### Records shown
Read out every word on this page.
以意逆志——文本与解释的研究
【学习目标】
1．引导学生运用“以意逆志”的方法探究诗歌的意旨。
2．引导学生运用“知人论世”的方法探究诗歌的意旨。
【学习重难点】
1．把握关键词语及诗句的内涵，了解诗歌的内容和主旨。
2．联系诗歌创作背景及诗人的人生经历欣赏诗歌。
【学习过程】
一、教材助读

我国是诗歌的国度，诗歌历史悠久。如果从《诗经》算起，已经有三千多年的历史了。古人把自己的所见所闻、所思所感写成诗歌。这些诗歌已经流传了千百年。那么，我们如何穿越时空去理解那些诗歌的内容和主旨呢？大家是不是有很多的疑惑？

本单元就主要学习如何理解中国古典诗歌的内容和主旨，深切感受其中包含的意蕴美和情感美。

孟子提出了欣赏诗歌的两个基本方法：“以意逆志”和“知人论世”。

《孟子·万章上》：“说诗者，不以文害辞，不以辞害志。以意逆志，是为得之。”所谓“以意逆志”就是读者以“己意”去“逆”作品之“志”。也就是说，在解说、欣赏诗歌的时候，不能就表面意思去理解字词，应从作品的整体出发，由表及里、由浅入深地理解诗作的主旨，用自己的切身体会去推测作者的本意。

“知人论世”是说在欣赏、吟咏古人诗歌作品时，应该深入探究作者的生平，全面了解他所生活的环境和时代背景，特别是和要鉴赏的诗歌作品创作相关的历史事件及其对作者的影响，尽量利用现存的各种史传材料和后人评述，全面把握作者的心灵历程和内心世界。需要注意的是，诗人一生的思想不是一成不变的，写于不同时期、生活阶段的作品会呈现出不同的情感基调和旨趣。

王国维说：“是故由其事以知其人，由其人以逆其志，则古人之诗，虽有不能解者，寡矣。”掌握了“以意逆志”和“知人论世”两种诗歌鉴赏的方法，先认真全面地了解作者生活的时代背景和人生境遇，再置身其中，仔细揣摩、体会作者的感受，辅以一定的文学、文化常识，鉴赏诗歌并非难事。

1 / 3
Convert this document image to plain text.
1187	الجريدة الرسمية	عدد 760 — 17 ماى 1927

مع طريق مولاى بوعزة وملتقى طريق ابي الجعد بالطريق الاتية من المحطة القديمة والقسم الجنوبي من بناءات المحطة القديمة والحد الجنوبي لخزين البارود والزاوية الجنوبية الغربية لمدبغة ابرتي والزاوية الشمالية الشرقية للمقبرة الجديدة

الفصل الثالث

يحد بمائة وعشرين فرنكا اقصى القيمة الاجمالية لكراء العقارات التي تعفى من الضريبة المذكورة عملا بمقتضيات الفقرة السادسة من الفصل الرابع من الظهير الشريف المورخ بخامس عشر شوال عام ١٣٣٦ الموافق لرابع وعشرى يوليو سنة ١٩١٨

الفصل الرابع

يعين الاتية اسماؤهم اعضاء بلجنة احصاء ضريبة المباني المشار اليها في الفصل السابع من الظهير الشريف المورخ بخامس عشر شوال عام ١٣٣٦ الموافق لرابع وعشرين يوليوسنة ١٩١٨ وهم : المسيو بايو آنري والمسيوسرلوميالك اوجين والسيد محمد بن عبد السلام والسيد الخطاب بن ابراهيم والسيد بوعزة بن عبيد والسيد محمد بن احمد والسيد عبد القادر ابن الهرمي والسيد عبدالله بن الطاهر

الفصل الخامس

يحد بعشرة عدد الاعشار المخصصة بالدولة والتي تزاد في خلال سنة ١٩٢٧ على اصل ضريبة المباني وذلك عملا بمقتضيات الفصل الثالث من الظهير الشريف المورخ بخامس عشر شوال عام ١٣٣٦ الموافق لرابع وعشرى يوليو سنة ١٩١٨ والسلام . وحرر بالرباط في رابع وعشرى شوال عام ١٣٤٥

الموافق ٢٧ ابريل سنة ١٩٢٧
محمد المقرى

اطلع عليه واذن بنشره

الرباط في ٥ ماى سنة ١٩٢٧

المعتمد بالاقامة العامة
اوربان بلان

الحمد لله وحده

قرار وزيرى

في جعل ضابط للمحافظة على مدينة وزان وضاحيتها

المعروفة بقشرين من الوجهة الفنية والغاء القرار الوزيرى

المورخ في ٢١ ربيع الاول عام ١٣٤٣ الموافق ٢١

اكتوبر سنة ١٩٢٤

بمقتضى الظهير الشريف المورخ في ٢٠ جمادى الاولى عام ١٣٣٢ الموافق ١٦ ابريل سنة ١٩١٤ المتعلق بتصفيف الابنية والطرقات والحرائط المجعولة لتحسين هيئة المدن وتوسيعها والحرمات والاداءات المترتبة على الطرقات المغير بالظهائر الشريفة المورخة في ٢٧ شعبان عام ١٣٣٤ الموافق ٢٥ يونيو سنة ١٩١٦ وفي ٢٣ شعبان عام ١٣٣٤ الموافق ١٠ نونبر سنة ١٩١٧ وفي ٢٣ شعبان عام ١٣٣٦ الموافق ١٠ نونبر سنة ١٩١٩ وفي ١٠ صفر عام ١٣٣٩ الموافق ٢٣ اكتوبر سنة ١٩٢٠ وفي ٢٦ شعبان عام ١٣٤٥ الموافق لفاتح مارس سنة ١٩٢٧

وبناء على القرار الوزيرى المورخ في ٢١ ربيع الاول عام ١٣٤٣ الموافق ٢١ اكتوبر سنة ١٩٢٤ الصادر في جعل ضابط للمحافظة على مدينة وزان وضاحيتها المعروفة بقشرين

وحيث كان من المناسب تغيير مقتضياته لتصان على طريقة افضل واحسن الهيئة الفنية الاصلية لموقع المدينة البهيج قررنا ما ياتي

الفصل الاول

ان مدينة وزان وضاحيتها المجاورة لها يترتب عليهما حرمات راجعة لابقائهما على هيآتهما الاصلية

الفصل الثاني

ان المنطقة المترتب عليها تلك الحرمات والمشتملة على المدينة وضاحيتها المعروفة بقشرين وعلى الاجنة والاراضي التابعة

### Instructions for the task
Copy, from the material above, each line in which the string "وزان" occurs.

### Answer to this task
في جعل ضابط للمحافظة على مدينة وزان وضاحيتها
وبناء على القرار الوزيرى المورخ في ٢١ ربيع الاول عام ١٣٤٣ الموافق ٢١ اكتوبر سنة ١٩٢٤ الصادر في جعل ضابط للمحافظة على مدينة وزان وضاحيتها المعروفة بقشرين
ان مدينة وزان وضاحيتها المجاورة لها يترتب عليهما حرمات راجعة لابقائهما على هيآتهما الاصلية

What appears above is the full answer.